[START OF Task inputs]

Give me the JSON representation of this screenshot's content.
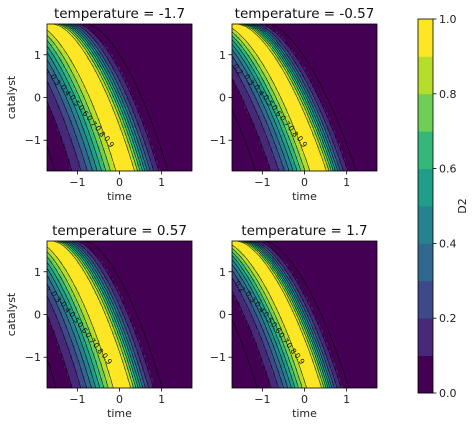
{
  "chart_data": {
    "type": "heatmap",
    "colorbar": {
      "label": "D2",
      "ticks": [
        "0.0",
        "0.2",
        "0.4",
        "0.6",
        "0.8",
        "1.0"
      ],
      "range": [
        0,
        1
      ],
      "colors": [
        "#440154",
        "#482878",
        "#3e4989",
        "#31688e",
        "#26828e",
        "#1f9e89",
        "#35b779",
        "#6ece58",
        "#b5de2b",
        "#fde725"
      ]
    },
    "panels": [
      {
        "title": "temperature = -1.7",
        "temperature": -1.7,
        "xlabel": "time",
        "ylabel": "catalyst",
        "ridge": {
          "x_at_top": -1.72,
          "x_at_bottom": 0.2,
          "curvature": 0.55,
          "width": 0.62
        },
        "contour_labels": [
          "0.0",
          "0.1",
          "0.2",
          "0.3",
          "0.4",
          "0.5",
          "0.6",
          "0.7",
          "0.8",
          "0.9"
        ]
      },
      {
        "title": "temperature = -0.57",
        "temperature": -0.57,
        "xlabel": "time",
        "ylabel": "",
        "ridge": {
          "x_at_top": -1.72,
          "x_at_bottom": 0.38,
          "curvature": 0.45,
          "width": 0.55
        },
        "contour_labels": [
          "0.0",
          "0.1",
          "0.2",
          "0.3",
          "0.4",
          "0.5",
          "0.6",
          "0.7",
          "0.8",
          "0.9"
        ]
      },
      {
        "title": "temperature = 0.57",
        "temperature": 0.57,
        "xlabel": "time",
        "ylabel": "catalyst",
        "ridge": {
          "x_at_top": -1.72,
          "x_at_bottom": 0.12,
          "curvature": 0.5,
          "width": 0.58
        },
        "contour_labels": [
          "0.0",
          "0.1",
          "0.2",
          "0.3",
          "0.4",
          "0.5",
          "0.6",
          "0.7",
          "0.8",
          "0.9"
        ]
      },
      {
        "title": "temperature = 1.7",
        "temperature": 1.7,
        "xlabel": "time",
        "ylabel": "",
        "ridge": {
          "x_at_top": -1.72,
          "x_at_bottom": 0.28,
          "curvature": 0.6,
          "width": 0.5
        },
        "contour_labels": [
          "0.0",
          "0.1",
          "0.2",
          "0.3",
          "0.4",
          "0.5",
          "0.6",
          "0.7",
          "0.8",
          "0.9"
        ]
      }
    ],
    "xlim": [
      -1.72,
      1.72
    ],
    "ylim": [
      -1.72,
      1.72
    ],
    "xticks": [
      -1,
      0,
      1
    ],
    "yticks": [
      -1,
      0,
      1
    ],
    "xtick_labels": [
      "−1",
      "0",
      "1"
    ],
    "ytick_labels": [
      "−1",
      "0",
      "1"
    ]
  }
}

[END OF Task inputs]

What comes back should match the records exactly, minus any pictures.

Solved problem
Give me the JSON representation of this screenshot's content.
{
  "chart_data": {
    "type": "heatmap",
    "colorbar": {
      "label": "D2",
      "ticks": [
        "0.0",
        "0.2",
        "0.4",
        "0.6",
        "0.8",
        "1.0"
      ],
      "range": [
        0,
        1
      ],
      "colors": [
        "#440154",
        "#482878",
        "#3e4989",
        "#31688e",
        "#26828e",
        "#1f9e89",
        "#35b779",
        "#6ece58",
        "#b5de2b",
        "#fde725"
      ]
    },
    "panels": [
      {
        "title": "temperature = -1.7",
        "temperature": -1.7,
        "xlabel": "time",
        "ylabel": "catalyst",
        "ridge": {
          "x_at_top": -1.72,
          "x_at_bottom": 0.2,
          "curvature": 0.55,
          "width": 0.62
        },
        "contour_labels": [
          "0.0",
          "0.1",
          "0.2",
          "0.3",
          "0.4",
          "0.5",
          "0.6",
          "0.7",
          "0.8",
          "0.9"
        ]
      },
      {
        "title": "temperature = -0.57",
        "temperature": -0.57,
        "xlabel": "time",
        "ylabel": "",
        "ridge": {
          "x_at_top": -1.72,
          "x_at_bottom": 0.38,
          "curvature": 0.45,
          "width": 0.55
        },
        "contour_labels": [
          "0.0",
          "0.1",
          "0.2",
          "0.3",
          "0.4",
          "0.5",
          "0.6",
          "0.7",
          "0.8",
          "0.9"
        ]
      },
      {
        "title": "temperature = 0.57",
        "temperature": 0.57,
        "xlabel": "time",
        "ylabel": "catalyst",
        "ridge": {
          "x_at_top": -1.72,
          "x_at_bottom": 0.12,
          "curvature": 0.5,
          "width": 0.58
        },
        "contour_labels": [
          "0.0",
          "0.1",
          "0.2",
          "0.3",
          "0.4",
          "0.5",
          "0.6",
          "0.7",
          "0.8",
          "0.9"
        ]
      },
      {
        "title": "temperature = 1.7",
        "temperature": 1.7,
        "xlabel": "time",
        "ylabel": "",
        "ridge": {
          "x_at_top": -1.72,
          "x_at_bottom": 0.28,
          "curvature": 0.6,
          "width": 0.5
        },
        "contour_labels": [
          "0.0",
          "0.1",
          "0.2",
          "0.3",
          "0.4",
          "0.5",
          "0.6",
          "0.7",
          "0.8",
          "0.9"
        ]
      }
    ],
    "xlim": [
      -1.72,
      1.72
    ],
    "ylim": [
      -1.72,
      1.72
    ],
    "xticks": [
      -1,
      0,
      1
    ],
    "yticks": [
      -1,
      0,
      1
    ],
    "xtick_labels": [
      "−1",
      "0",
      "1"
    ],
    "ytick_labels": [
      "−1",
      "0",
      "1"
    ]
  }
}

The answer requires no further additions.